***** Material for this task *****
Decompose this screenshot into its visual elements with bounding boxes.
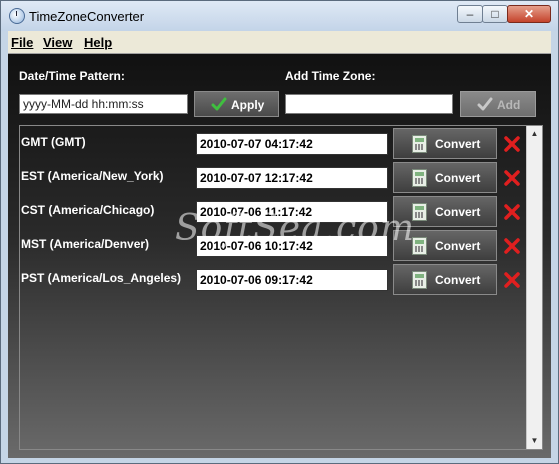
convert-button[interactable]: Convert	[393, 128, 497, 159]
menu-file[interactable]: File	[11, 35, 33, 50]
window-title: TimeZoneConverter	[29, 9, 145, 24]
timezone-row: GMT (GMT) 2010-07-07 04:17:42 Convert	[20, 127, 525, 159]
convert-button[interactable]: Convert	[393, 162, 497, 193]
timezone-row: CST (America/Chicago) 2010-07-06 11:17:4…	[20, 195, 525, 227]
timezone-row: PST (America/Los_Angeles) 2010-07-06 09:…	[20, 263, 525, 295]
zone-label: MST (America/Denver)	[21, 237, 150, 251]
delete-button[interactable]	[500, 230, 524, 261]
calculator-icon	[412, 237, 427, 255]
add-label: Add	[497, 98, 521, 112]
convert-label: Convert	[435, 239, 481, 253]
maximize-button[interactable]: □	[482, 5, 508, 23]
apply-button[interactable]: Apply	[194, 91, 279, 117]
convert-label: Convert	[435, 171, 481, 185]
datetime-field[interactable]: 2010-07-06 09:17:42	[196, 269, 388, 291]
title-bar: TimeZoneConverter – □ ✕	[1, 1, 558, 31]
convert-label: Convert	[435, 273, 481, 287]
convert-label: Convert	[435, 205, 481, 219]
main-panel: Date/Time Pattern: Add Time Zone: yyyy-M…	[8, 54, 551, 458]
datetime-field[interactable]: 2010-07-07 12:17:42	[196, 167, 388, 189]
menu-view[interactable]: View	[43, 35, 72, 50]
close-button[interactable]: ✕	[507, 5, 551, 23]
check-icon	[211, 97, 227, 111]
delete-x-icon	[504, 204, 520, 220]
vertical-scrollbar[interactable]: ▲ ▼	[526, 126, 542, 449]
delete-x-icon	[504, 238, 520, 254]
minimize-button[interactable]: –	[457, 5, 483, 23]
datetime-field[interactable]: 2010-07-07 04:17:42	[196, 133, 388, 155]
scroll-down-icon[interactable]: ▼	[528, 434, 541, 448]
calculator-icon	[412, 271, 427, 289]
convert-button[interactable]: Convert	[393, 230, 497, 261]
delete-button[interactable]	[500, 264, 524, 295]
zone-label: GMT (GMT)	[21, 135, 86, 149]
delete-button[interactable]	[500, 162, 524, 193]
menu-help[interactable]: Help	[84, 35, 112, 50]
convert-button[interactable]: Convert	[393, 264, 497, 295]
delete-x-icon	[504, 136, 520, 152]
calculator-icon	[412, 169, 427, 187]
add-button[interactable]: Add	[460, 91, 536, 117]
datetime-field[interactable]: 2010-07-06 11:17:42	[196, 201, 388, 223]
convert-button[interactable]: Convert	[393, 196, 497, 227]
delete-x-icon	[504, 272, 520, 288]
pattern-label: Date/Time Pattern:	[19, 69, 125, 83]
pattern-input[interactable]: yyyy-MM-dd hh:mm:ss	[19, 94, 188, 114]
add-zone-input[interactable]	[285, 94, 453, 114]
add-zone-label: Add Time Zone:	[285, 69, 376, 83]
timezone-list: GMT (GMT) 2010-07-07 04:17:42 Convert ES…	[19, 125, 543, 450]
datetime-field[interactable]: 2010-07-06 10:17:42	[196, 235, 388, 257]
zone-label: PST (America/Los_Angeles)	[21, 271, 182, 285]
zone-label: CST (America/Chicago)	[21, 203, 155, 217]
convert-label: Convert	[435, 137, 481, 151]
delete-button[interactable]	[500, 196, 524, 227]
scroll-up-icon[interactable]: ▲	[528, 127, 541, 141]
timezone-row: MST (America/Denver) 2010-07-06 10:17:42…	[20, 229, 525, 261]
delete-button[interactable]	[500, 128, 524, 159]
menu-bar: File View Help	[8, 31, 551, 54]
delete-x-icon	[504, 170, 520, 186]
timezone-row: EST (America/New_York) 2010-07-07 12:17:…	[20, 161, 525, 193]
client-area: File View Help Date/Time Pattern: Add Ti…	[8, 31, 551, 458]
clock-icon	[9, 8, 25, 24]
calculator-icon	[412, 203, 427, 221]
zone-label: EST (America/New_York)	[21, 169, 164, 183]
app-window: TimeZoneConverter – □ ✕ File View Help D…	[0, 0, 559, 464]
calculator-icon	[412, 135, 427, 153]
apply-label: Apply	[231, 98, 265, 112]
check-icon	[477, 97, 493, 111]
*****
### Exercise description
Put the lines of the items above into a Markdown table with the columns Number and Record line, numbering the rows and omitting any blank lines. Leave out the pictures.

### Task solution
| Number | Record line |
|---|---|
| 1 | Decompose this screenshot into its visual elements with bounding boxes. |
| 2 | convert-button[interactable]: Convert	[393, 128, 497, 159] |
| 3 | menu-file[interactable]: File	[11, 35, 33, 50] |
| 4 | window-title: TimeZoneConverter	[29, 9, 145, 24] |
| 5 | timezone-row: GMT (GMT) 2010-07-07 04:17:42 Convert	[20, 127, 525, 159] |
| 6 | convert-button[interactable]: Convert	[393, 162, 497, 193] |
| 7 | timezone-row: CST (America/Chicago) 2010-07-06 11:17:4…	[20, 195, 525, 227] |
| 8 | timezone-row: PST (America/Los_Angeles) 2010-07-06 09:…	[20, 263, 525, 295] |
| 9 | zone-label: MST (America/Denver)	[21, 237, 150, 251] |
| 10 | delete-button[interactable]	[500, 230, 524, 261] |
| 11 | calculator-icon	[412, 237, 427, 255] |
| 12 | add-label: Add	[497, 98, 521, 112] |
| 13 | convert-label: Convert	[435, 239, 481, 253] |
| 14 | maximize-button[interactable]: □	[482, 5, 508, 23] |
| 15 | apply-button[interactable]: Apply	[194, 91, 279, 117] |
| 16 | convert-label: Convert	[435, 171, 481, 185] |
| 17 | datetime-field[interactable]: 2010-07-06 09:17:42	[196, 269, 388, 291] |
| 18 | title-bar: TimeZoneConverter – □ ✕	[1, 1, 558, 31] |
| 19 | convert-label: Convert	[435, 273, 481, 287] |
| 20 | convert-label: Convert	[435, 205, 481, 219] |
| 21 | main-panel: Date/Time Pattern: Add Time Zone: yyyy-M…	[8, 54, 551, 458] |
| 22 | datetime-field[interactable]: 2010-07-07 12:17:42	[196, 167, 388, 189] |
| 23 | menu-view[interactable]: View	[43, 35, 72, 50] |
| 24 | close-button[interactable]: ✕	[507, 5, 551, 23] |
| 25 | check-icon	[211, 97, 227, 111] |
| 26 | delete-x-icon	[504, 204, 520, 220] |
| 27 | vertical-scrollbar[interactable]: ▲ ▼	[526, 126, 542, 449] |
| 28 | delete-x-icon	[504, 238, 520, 254] |
| 29 | minimize-button[interactable]: –	[457, 5, 483, 23] |
| 30 | datetime-field[interactable]: 2010-07-07 04:17:42	[196, 133, 388, 155] |
| 31 | scroll-down-icon[interactable]: ▼	[528, 434, 541, 448] |
| 32 | calculator-icon	[412, 271, 427, 289] |
| 33 | convert-button[interactable]: Convert	[393, 230, 497, 261] |
| 34 | delete-button[interactable]	[500, 264, 524, 295] |
| 35 | zone-label: GMT (GMT)	[21, 135, 86, 149] |
| 36 | delete-button[interactable]	[500, 162, 524, 193] |
| 37 | menu-help[interactable]: Help	[84, 35, 112, 50] |
| 38 | convert-button[interactable]: Convert	[393, 264, 497, 295] |
| 39 | delete-x-icon	[504, 136, 520, 152] |
| 40 | calculator-icon	[412, 169, 427, 187] |
| 41 | add-button[interactable]: Add	[460, 91, 536, 117] |
| 42 | datetime-field[interactable]: 2010-07-06 11:17:42	[196, 201, 388, 223] |
| 43 | convert-button[interactable]: Convert	[393, 196, 497, 227] |
| 44 | delete-x-icon	[504, 272, 520, 288] |
| 45 | pattern-label: Date/Time Pattern:	[19, 69, 125, 83] |
| 46 | pattern-input[interactable]: yyyy-MM-dd hh:mm:ss	[19, 94, 188, 114] |
| 47 | add-zone-input[interactable]	[285, 94, 453, 114] |
| 48 | add-zone-label: Add Time Zone:	[285, 69, 376, 83] |
| 49 | timezone-list: GMT (GMT) 2010-07-07 04:17:42 Convert ES…	[19, 125, 543, 450] |
| 50 | datetime-field[interactable]: 2010-07-06 10:17:42	[196, 235, 388, 257] |
| 51 | zone-label: PST (America/Los_Angeles)	[21, 271, 182, 285] |
| 52 | zone-label: CST (America/Chicago)	[21, 203, 155, 217] |
| 53 | convert-label: Convert	[435, 137, 481, 151] |
| 54 | delete-button[interactable]	[500, 196, 524, 227] |
| 55 | scroll-up-icon[interactable]: ▲	[528, 127, 541, 141] |
| 56 | timezone-row: MST (America/Denver) 2010-07-06 10:17:42…	[20, 229, 525, 261] |
| 57 | delete-button[interactable]	[500, 128, 524, 159] |
| 58 | menu-bar: File View Help	[8, 31, 551, 54] |
| 59 | delete-x-icon	[504, 170, 520, 186] |
| 60 | timezone-row: EST (America/New_York) 2010-07-07 12:17:…	[20, 161, 525, 193] |
| 61 | client-area: File View Help Date/Time Pattern: Add Ti…	[8, 31, 551, 458] |
| 62 | clock-icon	[9, 8, 25, 24] |
| 63 | calculator-icon	[412, 203, 427, 221] |
| 64 | zone-label: EST (America/New_York)	[21, 169, 164, 183] |
| 65 | app-window: TimeZoneConverter – □ ✕ File View Help D…	[0, 0, 559, 464] |
| 66 | calculator-icon	[412, 135, 427, 153] |
| 67 | apply-label: Apply	[231, 98, 265, 112] |
| 68 | check-icon	[477, 97, 493, 111] |